**Instruction:** Each record needs to be echoed exactly; can you do that?

Rows from a figure dataset:
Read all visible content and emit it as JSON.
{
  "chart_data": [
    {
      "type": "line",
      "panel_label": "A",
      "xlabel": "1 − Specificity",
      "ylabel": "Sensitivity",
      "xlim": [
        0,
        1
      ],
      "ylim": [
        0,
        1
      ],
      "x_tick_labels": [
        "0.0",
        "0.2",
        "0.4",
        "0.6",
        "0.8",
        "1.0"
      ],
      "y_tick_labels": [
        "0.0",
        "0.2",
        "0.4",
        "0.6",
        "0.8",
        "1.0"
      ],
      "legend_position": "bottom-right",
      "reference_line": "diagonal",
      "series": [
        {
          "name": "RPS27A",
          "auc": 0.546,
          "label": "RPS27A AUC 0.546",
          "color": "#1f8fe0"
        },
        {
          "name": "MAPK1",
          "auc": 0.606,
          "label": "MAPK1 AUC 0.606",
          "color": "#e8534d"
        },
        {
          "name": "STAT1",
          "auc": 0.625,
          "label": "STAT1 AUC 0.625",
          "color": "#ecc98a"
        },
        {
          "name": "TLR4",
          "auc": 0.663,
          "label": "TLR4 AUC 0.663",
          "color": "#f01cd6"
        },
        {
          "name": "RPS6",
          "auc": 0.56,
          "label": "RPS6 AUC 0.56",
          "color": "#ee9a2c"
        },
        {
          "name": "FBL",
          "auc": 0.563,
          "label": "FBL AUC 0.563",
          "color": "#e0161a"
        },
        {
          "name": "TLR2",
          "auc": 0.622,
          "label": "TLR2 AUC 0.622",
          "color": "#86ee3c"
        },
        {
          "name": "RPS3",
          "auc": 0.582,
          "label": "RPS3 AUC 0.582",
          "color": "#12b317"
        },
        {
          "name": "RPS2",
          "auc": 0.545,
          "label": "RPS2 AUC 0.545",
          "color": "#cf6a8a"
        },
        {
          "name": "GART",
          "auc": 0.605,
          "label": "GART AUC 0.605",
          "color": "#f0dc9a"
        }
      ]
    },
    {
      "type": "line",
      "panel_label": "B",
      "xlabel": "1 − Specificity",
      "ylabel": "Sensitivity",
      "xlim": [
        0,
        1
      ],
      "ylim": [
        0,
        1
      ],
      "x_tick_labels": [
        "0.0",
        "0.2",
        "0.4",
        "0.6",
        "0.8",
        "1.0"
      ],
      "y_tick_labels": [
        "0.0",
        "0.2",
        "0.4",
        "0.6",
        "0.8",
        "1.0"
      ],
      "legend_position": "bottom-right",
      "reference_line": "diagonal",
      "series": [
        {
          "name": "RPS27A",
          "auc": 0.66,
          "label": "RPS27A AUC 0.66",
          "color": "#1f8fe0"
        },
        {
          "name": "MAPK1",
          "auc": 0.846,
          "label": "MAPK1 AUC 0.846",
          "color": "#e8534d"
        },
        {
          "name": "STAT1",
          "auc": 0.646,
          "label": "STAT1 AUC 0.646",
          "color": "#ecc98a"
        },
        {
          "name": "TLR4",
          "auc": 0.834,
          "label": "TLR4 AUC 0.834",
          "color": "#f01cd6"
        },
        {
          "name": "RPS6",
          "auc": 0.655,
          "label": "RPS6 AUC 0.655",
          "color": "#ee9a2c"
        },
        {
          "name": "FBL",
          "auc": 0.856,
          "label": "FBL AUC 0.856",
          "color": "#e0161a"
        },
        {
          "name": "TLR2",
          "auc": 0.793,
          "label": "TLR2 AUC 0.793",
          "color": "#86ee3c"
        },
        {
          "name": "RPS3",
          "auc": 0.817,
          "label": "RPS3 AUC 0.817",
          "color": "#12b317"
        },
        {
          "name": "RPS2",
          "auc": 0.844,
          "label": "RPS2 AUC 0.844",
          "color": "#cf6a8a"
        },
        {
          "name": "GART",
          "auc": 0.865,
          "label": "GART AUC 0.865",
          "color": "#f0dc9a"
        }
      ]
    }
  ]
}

**Final result:**
Read all visible content and emit it as JSON.
{
  "chart_data": [
    {
      "type": "line",
      "panel_label": "A",
      "xlabel": "1 − Specificity",
      "ylabel": "Sensitivity",
      "xlim": [
        0,
        1
      ],
      "ylim": [
        0,
        1
      ],
      "x_tick_labels": [
        "0.0",
        "0.2",
        "0.4",
        "0.6",
        "0.8",
        "1.0"
      ],
      "y_tick_labels": [
        "0.0",
        "0.2",
        "0.4",
        "0.6",
        "0.8",
        "1.0"
      ],
      "legend_position": "bottom-right",
      "reference_line": "diagonal",
      "series": [
        {
          "name": "RPS27A",
          "auc": 0.546,
          "label": "RPS27A AUC 0.546",
          "color": "#1f8fe0"
        },
        {
          "name": "MAPK1",
          "auc": 0.606,
          "label": "MAPK1 AUC 0.606",
          "color": "#e8534d"
        },
        {
          "name": "STAT1",
          "auc": 0.625,
          "label": "STAT1 AUC 0.625",
          "color": "#ecc98a"
        },
        {
          "name": "TLR4",
          "auc": 0.663,
          "label": "TLR4 AUC 0.663",
          "color": "#f01cd6"
        },
        {
          "name": "RPS6",
          "auc": 0.56,
          "label": "RPS6 AUC 0.56",
          "color": "#ee9a2c"
        },
        {
          "name": "FBL",
          "auc": 0.563,
          "label": "FBL AUC 0.563",
          "color": "#e0161a"
        },
        {
          "name": "TLR2",
          "auc": 0.622,
          "label": "TLR2 AUC 0.622",
          "color": "#86ee3c"
        },
        {
          "name": "RPS3",
          "auc": 0.582,
          "label": "RPS3 AUC 0.582",
          "color": "#12b317"
        },
        {
          "name": "RPS2",
          "auc": 0.545,
          "label": "RPS2 AUC 0.545",
          "color": "#cf6a8a"
        },
        {
          "name": "GART",
          "auc": 0.605,
          "label": "GART AUC 0.605",
          "color": "#f0dc9a"
        }
      ]
    },
    {
      "type": "line",
      "panel_label": "B",
      "xlabel": "1 − Specificity",
      "ylabel": "Sensitivity",
      "xlim": [
        0,
        1
      ],
      "ylim": [
        0,
        1
      ],
      "x_tick_labels": [
        "0.0",
        "0.2",
        "0.4",
        "0.6",
        "0.8",
        "1.0"
      ],
      "y_tick_labels": [
        "0.0",
        "0.2",
        "0.4",
        "0.6",
        "0.8",
        "1.0"
      ],
      "legend_position": "bottom-right",
      "reference_line": "diagonal",
      "series": [
        {
          "name": "RPS27A",
          "auc": 0.66,
          "label": "RPS27A AUC 0.66",
          "color": "#1f8fe0"
        },
        {
          "name": "MAPK1",
          "auc": 0.846,
          "label": "MAPK1 AUC 0.846",
          "color": "#e8534d"
        },
        {
          "name": "STAT1",
          "auc": 0.646,
          "label": "STAT1 AUC 0.646",
          "color": "#ecc98a"
        },
        {
          "name": "TLR4",
          "auc": 0.834,
          "label": "TLR4 AUC 0.834",
          "color": "#f01cd6"
        },
        {
          "name": "RPS6",
          "auc": 0.655,
          "label": "RPS6 AUC 0.655",
          "color": "#ee9a2c"
        },
        {
          "name": "FBL",
          "auc": 0.856,
          "label": "FBL AUC 0.856",
          "color": "#e0161a"
        },
        {
          "name": "TLR2",
          "auc": 0.793,
          "label": "TLR2 AUC 0.793",
          "color": "#86ee3c"
        },
        {
          "name": "RPS3",
          "auc": 0.817,
          "label": "RPS3 AUC 0.817",
          "color": "#12b317"
        },
        {
          "name": "RPS2",
          "auc": 0.844,
          "label": "RPS2 AUC 0.844",
          "color": "#cf6a8a"
        },
        {
          "name": "GART",
          "auc": 0.865,
          "label": "GART AUC 0.865",
          "color": "#f0dc9a"
        }
      ]
    }
  ]
}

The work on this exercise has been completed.